[THE REQUEST] Send back all the data below, exactly as given.

★ ★ ★ ★ ★

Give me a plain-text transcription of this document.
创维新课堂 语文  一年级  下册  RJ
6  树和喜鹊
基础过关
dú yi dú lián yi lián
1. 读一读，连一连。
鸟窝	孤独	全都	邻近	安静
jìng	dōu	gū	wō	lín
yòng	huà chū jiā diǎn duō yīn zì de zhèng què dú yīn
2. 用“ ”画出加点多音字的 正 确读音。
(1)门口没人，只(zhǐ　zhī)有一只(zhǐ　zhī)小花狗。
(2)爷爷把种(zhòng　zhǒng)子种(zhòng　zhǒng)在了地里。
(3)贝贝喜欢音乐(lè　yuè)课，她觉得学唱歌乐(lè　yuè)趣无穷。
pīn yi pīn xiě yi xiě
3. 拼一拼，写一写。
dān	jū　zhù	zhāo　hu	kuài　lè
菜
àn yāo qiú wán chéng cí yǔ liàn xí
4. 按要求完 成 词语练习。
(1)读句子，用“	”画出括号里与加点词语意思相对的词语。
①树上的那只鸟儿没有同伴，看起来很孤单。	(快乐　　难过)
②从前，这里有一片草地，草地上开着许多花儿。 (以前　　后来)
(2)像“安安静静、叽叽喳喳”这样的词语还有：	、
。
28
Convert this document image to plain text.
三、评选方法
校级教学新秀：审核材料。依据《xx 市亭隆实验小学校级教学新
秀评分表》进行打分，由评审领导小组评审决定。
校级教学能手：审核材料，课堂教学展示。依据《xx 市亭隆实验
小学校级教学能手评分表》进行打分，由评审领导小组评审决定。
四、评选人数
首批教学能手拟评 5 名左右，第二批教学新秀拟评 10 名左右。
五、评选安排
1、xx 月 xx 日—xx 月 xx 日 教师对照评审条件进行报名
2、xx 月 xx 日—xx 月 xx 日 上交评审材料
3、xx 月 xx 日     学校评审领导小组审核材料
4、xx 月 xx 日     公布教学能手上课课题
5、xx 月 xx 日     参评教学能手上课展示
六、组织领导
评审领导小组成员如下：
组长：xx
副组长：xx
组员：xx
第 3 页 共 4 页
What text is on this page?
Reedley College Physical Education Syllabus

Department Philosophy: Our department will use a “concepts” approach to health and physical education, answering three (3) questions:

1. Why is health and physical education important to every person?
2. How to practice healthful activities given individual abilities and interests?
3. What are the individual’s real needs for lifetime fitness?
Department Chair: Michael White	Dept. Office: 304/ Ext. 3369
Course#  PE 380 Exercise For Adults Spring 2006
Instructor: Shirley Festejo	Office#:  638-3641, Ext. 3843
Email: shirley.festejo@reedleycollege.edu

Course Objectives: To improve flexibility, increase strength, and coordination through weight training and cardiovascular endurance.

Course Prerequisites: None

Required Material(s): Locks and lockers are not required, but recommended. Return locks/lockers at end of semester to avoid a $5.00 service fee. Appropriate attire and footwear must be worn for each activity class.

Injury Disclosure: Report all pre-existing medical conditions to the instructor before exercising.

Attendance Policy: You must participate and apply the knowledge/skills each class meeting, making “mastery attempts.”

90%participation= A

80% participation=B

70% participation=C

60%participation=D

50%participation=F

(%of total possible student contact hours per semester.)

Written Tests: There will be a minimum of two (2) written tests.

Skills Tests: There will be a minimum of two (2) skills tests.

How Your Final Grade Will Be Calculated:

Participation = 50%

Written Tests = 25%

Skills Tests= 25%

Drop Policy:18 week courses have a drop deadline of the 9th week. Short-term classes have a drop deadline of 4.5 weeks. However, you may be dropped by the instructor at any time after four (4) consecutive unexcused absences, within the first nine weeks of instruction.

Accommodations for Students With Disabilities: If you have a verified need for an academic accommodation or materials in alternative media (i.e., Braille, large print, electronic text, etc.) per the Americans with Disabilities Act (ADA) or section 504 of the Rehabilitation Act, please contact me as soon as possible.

★ ★ ★ ★ ★

[THE ANSWER]
Give me a plain-text transcription of this document.
创维新课堂 语文  一年级  下册  RJ
6  树和喜鹊
基础过关
dú yi dú lián yi lián
1. 读一读，连一连。
鸟窝	孤独	全都	邻近	安静
jìng	dōu	gū	wō	lín
yòng	huà chū jiā diǎn duō yīn zì de zhèng què dú yīn
2. 用“ ”画出加点多音字的 正 确读音。
(1)门口没人，只(zhǐ　zhī)有一只(zhǐ　zhī)小花狗。
(2)爷爷把种(zhòng　zhǒng)子种(zhòng　zhǒng)在了地里。
(3)贝贝喜欢音乐(lè　yuè)课，她觉得学唱歌乐(lè　yuè)趣无穷。
pīn yi pīn xiě yi xiě
3. 拼一拼，写一写。
dān	jū　zhù	zhāo　hu	kuài　lè
菜
àn yāo qiú wán chéng cí yǔ liàn xí
4. 按要求完 成 词语练习。
(1)读句子，用“	”画出括号里与加点词语意思相对的词语。
①树上的那只鸟儿没有同伴，看起来很孤单。	(快乐　　难过)
②从前，这里有一片草地，草地上开着许多花儿。 (以前　　后来)
(2)像“安安静静、叽叽喳喳”这样的词语还有：	、
。
28
Convert this document image to plain text.
三、评选方法
校级教学新秀：审核材料。依据《xx 市亭隆实验小学校级教学新
秀评分表》进行打分，由评审领导小组评审决定。
校级教学能手：审核材料，课堂教学展示。依据《xx 市亭隆实验
小学校级教学能手评分表》进行打分，由评审领导小组评审决定。
四、评选人数
首批教学能手拟评 5 名左右，第二批教学新秀拟评 10 名左右。
五、评选安排
1、xx 月 xx 日—xx 月 xx 日 教师对照评审条件进行报名
2、xx 月 xx 日—xx 月 xx 日 上交评审材料
3、xx 月 xx 日     学校评审领导小组审核材料
4、xx 月 xx 日     公布教学能手上课课题
5、xx 月 xx 日     参评教学能手上课展示
六、组织领导
评审领导小组成员如下：
组长：xx
副组长：xx
组员：xx
第 3 页 共 4 页
What text is on this page?
Reedley College Physical Education Syllabus

Department Philosophy: Our department will use a “concepts” approach to health and physical education, answering three (3) questions:

1. Why is health and physical education important to every person?
2. How to practice healthful activities given individual abilities and interests?
3. What are the individual’s real needs for lifetime fitness?
Department Chair: Michael White	Dept. Office: 304/ Ext. 3369
Course#  PE 380 Exercise For Adults Spring 2006
Instructor: Shirley Festejo	Office#:  638-3641, Ext. 3843
Email: shirley.festejo@reedleycollege.edu

Course Objectives: To improve flexibility, increase strength, and coordination through weight training and cardiovascular endurance.

Course Prerequisites: None

Required Material(s): Locks and lockers are not required, but recommended. Return locks/lockers at end of semester to avoid a $5.00 service fee. Appropriate attire and footwear must be worn for each activity class.

Injury Disclosure: Report all pre-existing medical conditions to the instructor before exercising.

Attendance Policy: You must participate and apply the knowledge/skills each class meeting, making “mastery attempts.”

90%participation= A

80% participation=B

70% participation=C

60%participation=D

50%participation=F

(%of total possible student contact hours per semester.)

Written Tests: There will be a minimum of two (2) written tests.

Skills Tests: There will be a minimum of two (2) skills tests.

How Your Final Grade Will Be Calculated:

Participation = 50%

Written Tests = 25%

Skills Tests= 25%

Drop Policy:18 week courses have a drop deadline of the 9th week. Short-term classes have a drop deadline of 4.5 weeks. However, you may be dropped by the instructor at any time after four (4) consecutive unexcused absences, within the first nine weeks of instruction.

Accommodations for Students With Disabilities: If you have a verified need for an academic accommodation or materials in alternative media (i.e., Braille, large print, electronic text, etc.) per the Americans with Disabilities Act (ADA) or section 504 of the Rehabilitation Act, please contact me as soon as possible.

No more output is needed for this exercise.